• SET OF TASKS:
1. Summarize the sermon excerpt in two sentences.
2. Rewrite the records with "elements" changed to "items" and nothing else altered, omitting the pictures.

***** SUPPLIED PASSAGE *****

So that’s all rather spectacular: Jesus is the very trusted servant of God, the child of God, and one who carries the nature of God as holy and sovereign in life. This is Peter’s introduction to what he goes on to say, first to lambast the Judeans for killing Jesus, and second to announce that with the resurrection the story did not end there. “New life is available for you,” says Peter, “even you, you murderous scum, just as it is for this man with new life in his long-dead legs. Believe Jesus, the child of God.”
Now that’s a pretty exciting message, but it gets even more exciting for us. Where Peter speaks of Jesus as the child of God, John, in 1 John 3:1, speaks of every Christian as a child of God, and all of us together as children of God. Woohoo! Peter proclaimed in Acts 3:13-15 that Jesus was like God, now John in 1 John 3:2-3,7 tells us that because of Jesus we will become like God. Woohoo! And again, I say woohoo! But I also want to ask what that means.
I think it’s great that when God’s fullness is revealed to us and we perceive it that we will become like God as we see God. But I wonder what God is like that we shall become like God. Of course, the full answer to that is a mystery, the mystery which John explains. We just don’t know, because we don’t know yet, and when we do know then we will know, and it will all have been done by God. So, does it matter that we don’t know yet? After all what we do know now is that we will know later, you know?
- No, it doesn’t matter. I trust God, I believe God, and that’s enough for now. It will happen, and when it happens God will do the thing. As far as I am concerned if God is doing the thing then God can do whatever thing God wants to do when it comes to doing things to me. You too? Excellent.
- We already know a bit, because we have seen Jesus. Specifically, we have seen the risen Jesus, Jesus at his most like-God-ness, or perhaps Jesus at his most Godlike-ness. So, we will be like Jesus, like the Jesus of the empty tomb, the vindicated, transformed, child and most trusted servant of God which John says is now our status within creation. Where Jesus is The Son you and I are each a son or a daughter in the likeness of The Son, who is the image of The Father. Awesome.
Are you following this? Phew! So, what is The Son like then; that I and some of you as a son, and the remainder of you as a daughter, will be like him?
Well, in Luke 24:36 we pick up one of the stories told about Jesus and his adventures around Judea on the evening of Easter Day. In his first post-resurrection appearance according to Luke; (there were only angels in the garden to speak with the women and no risen Jesus); Jesus walked the last part of the road with the Cleopases and broke bread with them in Emmaus. Then Jesus disappeared from their sight, and Cleopas and Mary returned to Jerusalem and told the story of Jesus on the road and at the table. And then…well and then we get to today’s reading.
Enter Jesus, from nowhere, having only been seen by two people since his death (and even then, he went unrecognised until the final second), suddenly in the middle of the room, declaring “shalom”.

***** DATA SHOWN *****

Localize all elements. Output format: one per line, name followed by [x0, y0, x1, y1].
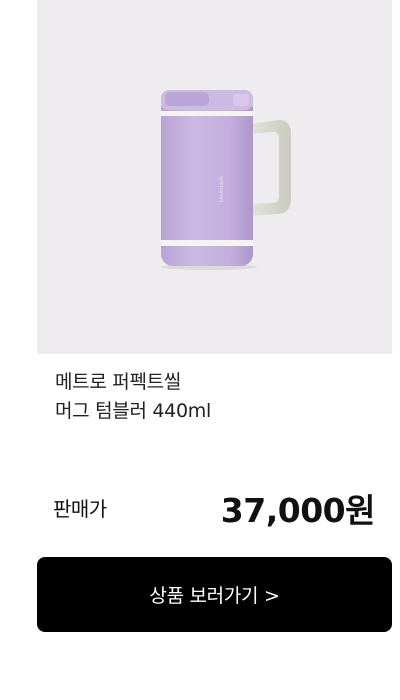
brand-logo: LocknLock [219, 176, 225, 202]
price-value: 37,000원 [220, 491, 376, 530]
tumbler-mug-photo: LocknLock [161, 90, 291, 270]
price-label: 판매가 [53, 497, 107, 521]
product-image[interactable]: LocknLock [37, 0, 392, 354]
product-name-line2: 머그 텀블러 440ml [55, 400, 211, 422]
product-name[interactable]: 메트로 퍼펙트씰 머그 텀블러 440ml [55, 368, 375, 426]
view-product-button[interactable]: 상품 보러가기 > [37, 557, 392, 632]
product-name-line1: 메트로 퍼펙트씰 [55, 371, 182, 393]
view-product-button-label: 상품 보러가기 > [149, 585, 280, 607]
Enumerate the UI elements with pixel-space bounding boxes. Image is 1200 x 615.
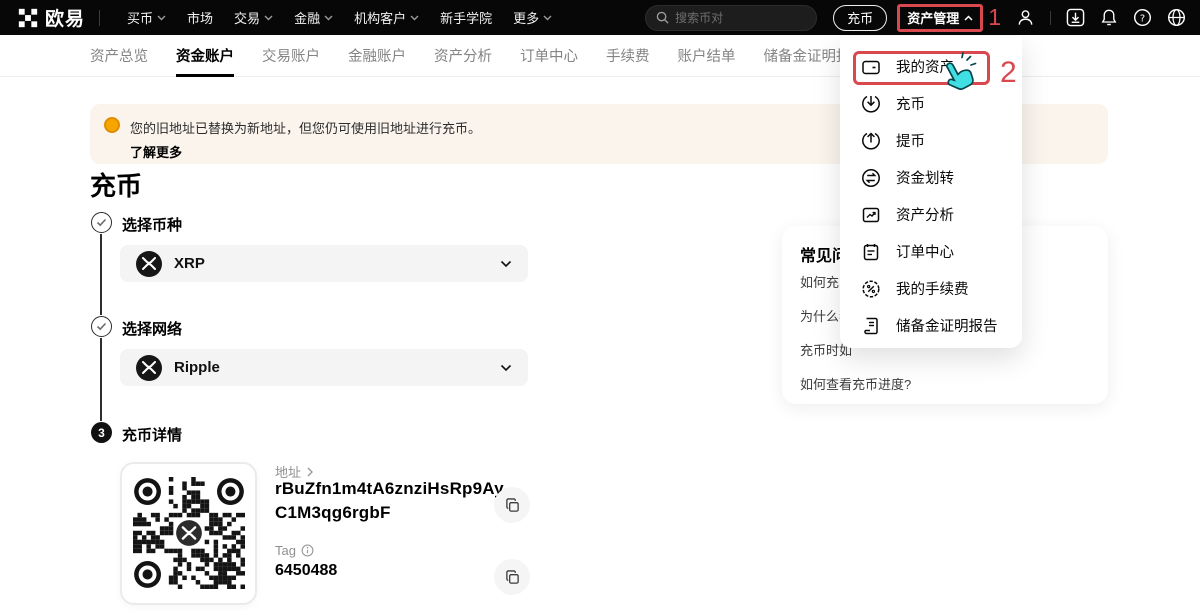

*****

• TASK SOLUTIONS:
1. The sermon excerpt says Peter presents Jesus as the trusted servant and child of God, and John tells Christians that they are children of God who, because of Jesus, will become like God. The speaker asks what that likeness means and answers that trusting God is enough for now, and that we already know something of it from seeing the risen Jesus, whose Easter evening appearance in Luke 24:36 the speaker then takes up.

2.
Localize all items. Output format: one per line, name followed by [x0, y0, x1, y1].
brand-logo: LocknLock [219, 176, 225, 202]
price-value: 37,000원 [220, 491, 376, 530]
tumbler-mug-photo: LocknLock [161, 90, 291, 270]
price-label: 판매가 [53, 497, 107, 521]
product-image[interactable]: LocknLock [37, 0, 392, 354]
product-name-line2: 머그 텀블러 440ml [55, 400, 211, 422]
product-name[interactable]: 메트로 퍼펙트씰 머그 텀블러 440ml [55, 368, 375, 426]
view-product-button[interactable]: 상품 보러가기 > [37, 557, 392, 632]
product-name-line1: 메트로 퍼펙트씰 [55, 371, 182, 393]
view-product-button-label: 상품 보러가기 > [149, 585, 280, 607]
Enumerate the UI items with pixel-space bounding boxes. Image is 1200 x 615.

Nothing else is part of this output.